Stored data:
....

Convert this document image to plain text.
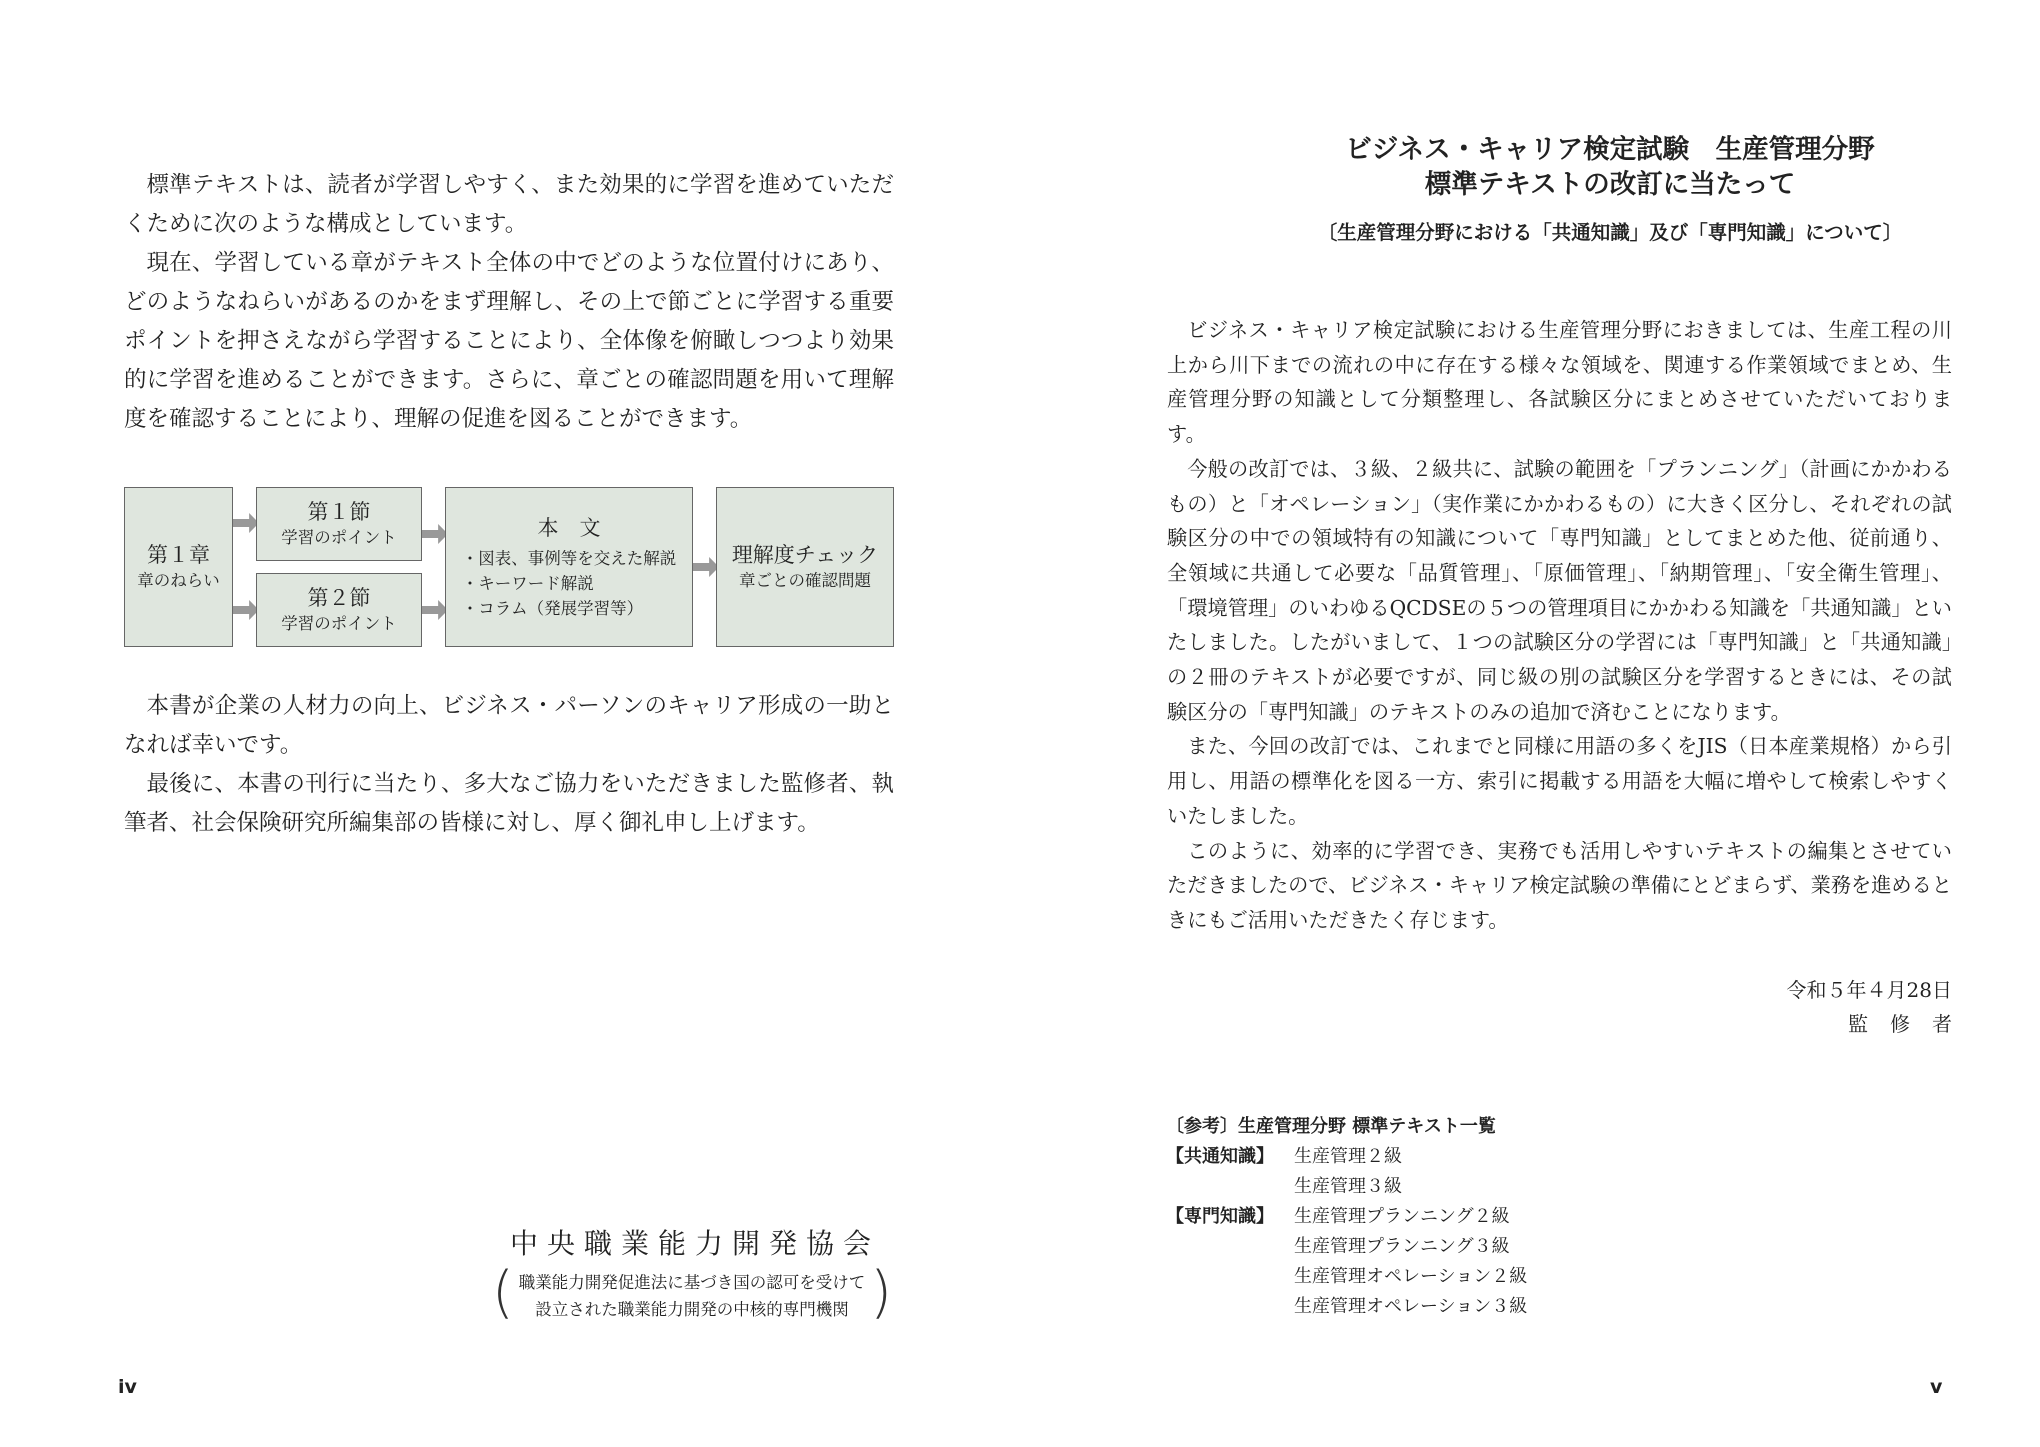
標準テキストは、読者が学習しやすく、また効果的に学習を進めていただくために次のような構成としています。

現在、学習している章がテキスト全体の中でどのような位置付けにあり、どのようなねらいがあるのかをまず理解し、その上で節ごとに学習する重要ポイントを押さえながら学習することにより、全体像を俯瞰しつつより効果的に学習を進めることができます。さらに、章ごとの確認問題を用いて理解度を確認することにより、理解の促進を図ることができます。

第１章
章のねらい
第１節
学習のポイント
第２節
学習のポイント
本　文
・図表、事例等を交えた解説
・キーワード解説
・コラム（発展学習等）
理解度チェック
章ごとの確認問題

本書が企業の人材力の向上、ビジネス・パーソンのキャリア形成の一助となれば幸いです。

最後に、本書の刊行に当たり、多大なご協力をいただきました監修者、執筆者、社会保険研究所編集部の皆様に対し、厚く御礼申し上げます。

中央職業能力開発協会
( 職業能力開発促進法に基づき国の認可を受けて
設立された職業能力開発の中核的専門機関 )
iv
ビジネス・キャリア検定試験　生産管理分野
標準テキストの改訂に当たって
〔生産管理分野における「共通知識」及び「専門知識」について〕

ビジネス・キャリア検定試験における生産管理分野におきましては、生産工程の川上から川下までの流れの中に存在する様々な領域を、関連する作業領域でまとめ、生産管理分野の知識として分類整理し、各試験区分にまとめさせていただいております。

今般の改訂では、３級、２級共に、試験の範囲を「プランニング」（計画にかかわるもの）と「オペレーション」（実作業にかかわるもの）に大きく区分し、それぞれの試験区分の中での領域特有の知識について「専門知識」としてまとめた他、従前通り、全領域に共通して必要な「品質管理」、「原価管理」、「納期管理」、「安全衛生管理」、「環境管理」のいわゆるQCDSEの５つの管理項目にかかわる知識を「共通知識」といたしました。したがいまして、１つの試験区分の学習には「専門知識」と「共通知識」の２冊のテキストが必要ですが、同じ級の別の試験区分を学習するときには、その試験区分の「専門知識」のテキストのみの追加で済むことになります。

また、今回の改訂では、これまでと同様に用語の多くをJIS（日本産業規格）から引用し、用語の標準化を図る一方、索引に掲載する用語を大幅に増やして検索しやすくいたしました。

このように、効率的に学習でき、実務でも活用しやすいテキストの編集とさせていただきましたので、ビジネス・キャリア検定試験の準備にとどまらず、業務を進めるときにもご活用いただきたく存じます。

令和５年４月28日
監修者
〔参考〕生産管理分野 標準テキスト一覧
【共通知識】	生産管理２級
生産管理３級
【専門知識】	生産管理プランニング２級
生産管理プランニング３級
生産管理オペレーション２級
生産管理オペレーション３級
v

....

- [Task]:
Copy out each line of the entries that holds "ビジネス".

- [Written answer]:
本書が企業の人材力の向上、ビジネス・パーソンのキャリア形成の一助となれば幸いです。
ビジネス・キャリア検定試験　生産管理分野
ビジネス・キャリア検定試験における生産管理分野におきましては、生産工程の川上から川下までの流れの中に存在する様々な領域を、関連する作業領域でまとめ、生産管理分野の知識として分類整理し、各試験区分にまとめさせていただいております。
このように、効率的に学習でき、実務でも活用しやすいテキストの編集とさせていただきましたので、ビジネス・キャリア検定試験の準備にとどまらず、業務を進めるときにもご活用いただきたく存じます。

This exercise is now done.